**Given text**
[sdiy] AoE: X is coming soon!

rsdio at audiobanshee.com rsdio at audiobanshee.com
Fri Jan 24 21:48:38 CET 2020


Hi Magnus,

I only have a couple of follow-up questions:

1) Do you have any cats?

2) Do you have any photos of cats sitting on your hydrogen maser clock reference?
(photos of cats sitting on rubidium and/or cesium clocks count, as well)

Brian

p.s. Just kidding. This might not be safe for cats.


On Jan 24, 2020, at 4:51 AM, Magnus Danielson <magnus at rubidium.se> wrote:
> 
> Hi Achim,
> 
> On 2020-01-23 21:38, ASSI wrote:
>> On Thursday, January 23, 2020 12:48:07 AM CET Magnus Danielson wrote:
>>> Mine arrived today.
>>> 
>>> More of the same good stuff that is in the rest of the book. It carves
>>> on more of the reality, ways to make good amplifiers, ways that
>>> disturbances can be made, and then healed. More of the life chores and
>>> ways to deal with them. I look forward to read more in depth.
>> No mention of hydrogen masers?
> 
> No, in general, the part about oscillator noise and stability is leaving
> a bit to be desired, like about everything.

**Exercise**
Return the stretch of the email above from "rsdio at audiobanshee.com rsdio" through "count, as well)", copied word for word.

**Provided records**
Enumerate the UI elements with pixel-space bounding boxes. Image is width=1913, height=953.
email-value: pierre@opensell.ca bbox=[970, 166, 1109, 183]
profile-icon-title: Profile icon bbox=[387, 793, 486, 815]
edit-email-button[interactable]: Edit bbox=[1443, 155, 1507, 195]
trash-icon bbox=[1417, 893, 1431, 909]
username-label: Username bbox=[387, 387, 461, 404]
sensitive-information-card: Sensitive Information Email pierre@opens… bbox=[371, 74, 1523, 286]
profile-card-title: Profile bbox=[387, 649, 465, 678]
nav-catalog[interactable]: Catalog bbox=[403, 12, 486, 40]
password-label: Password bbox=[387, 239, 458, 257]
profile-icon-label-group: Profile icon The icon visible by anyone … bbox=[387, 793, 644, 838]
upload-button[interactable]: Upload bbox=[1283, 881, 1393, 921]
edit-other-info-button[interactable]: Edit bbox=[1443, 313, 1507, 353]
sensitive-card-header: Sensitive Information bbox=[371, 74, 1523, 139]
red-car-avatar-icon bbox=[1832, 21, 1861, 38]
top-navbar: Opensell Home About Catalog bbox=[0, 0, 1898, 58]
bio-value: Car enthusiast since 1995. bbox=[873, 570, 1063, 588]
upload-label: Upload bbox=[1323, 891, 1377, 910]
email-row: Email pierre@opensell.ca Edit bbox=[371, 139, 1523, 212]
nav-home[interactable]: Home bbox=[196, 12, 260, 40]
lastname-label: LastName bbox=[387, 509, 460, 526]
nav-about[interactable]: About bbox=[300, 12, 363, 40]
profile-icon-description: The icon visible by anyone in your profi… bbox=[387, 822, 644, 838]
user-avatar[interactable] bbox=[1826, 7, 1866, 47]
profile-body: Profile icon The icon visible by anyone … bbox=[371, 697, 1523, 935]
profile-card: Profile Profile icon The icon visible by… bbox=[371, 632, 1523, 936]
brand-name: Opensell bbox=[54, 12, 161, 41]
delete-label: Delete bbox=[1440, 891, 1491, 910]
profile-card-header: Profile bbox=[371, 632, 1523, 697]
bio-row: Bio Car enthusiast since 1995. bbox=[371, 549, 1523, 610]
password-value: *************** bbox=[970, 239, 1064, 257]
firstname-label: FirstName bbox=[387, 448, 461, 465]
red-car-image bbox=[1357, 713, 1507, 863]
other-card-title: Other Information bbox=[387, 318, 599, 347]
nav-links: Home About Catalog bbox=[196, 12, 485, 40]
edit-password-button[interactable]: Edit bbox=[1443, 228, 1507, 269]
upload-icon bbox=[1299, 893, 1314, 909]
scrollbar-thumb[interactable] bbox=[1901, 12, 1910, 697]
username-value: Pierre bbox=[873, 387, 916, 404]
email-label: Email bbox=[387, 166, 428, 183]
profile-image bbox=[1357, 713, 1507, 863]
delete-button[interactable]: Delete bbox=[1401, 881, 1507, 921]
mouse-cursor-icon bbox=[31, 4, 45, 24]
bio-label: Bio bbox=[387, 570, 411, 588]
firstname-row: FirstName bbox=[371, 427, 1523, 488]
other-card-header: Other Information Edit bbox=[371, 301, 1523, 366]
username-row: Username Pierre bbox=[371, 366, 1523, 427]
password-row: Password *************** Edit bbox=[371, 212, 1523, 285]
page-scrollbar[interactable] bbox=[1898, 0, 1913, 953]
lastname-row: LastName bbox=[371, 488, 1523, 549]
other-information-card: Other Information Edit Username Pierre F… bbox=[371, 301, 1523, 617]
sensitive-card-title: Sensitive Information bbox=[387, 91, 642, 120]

**Answer to the task**
rsdio at audiobanshee.com rsdio at audiobanshee.com
Fri Jan 24 21:48:38 CET 2020


Hi Magnus,

I only have a couple of follow-up questions:

1) Do you have any cats?

2) Do you have any photos of cats sitting on your hydrogen maser clock reference?
(photos of cats sitting on rubidium and/or cesium clocks count, as well)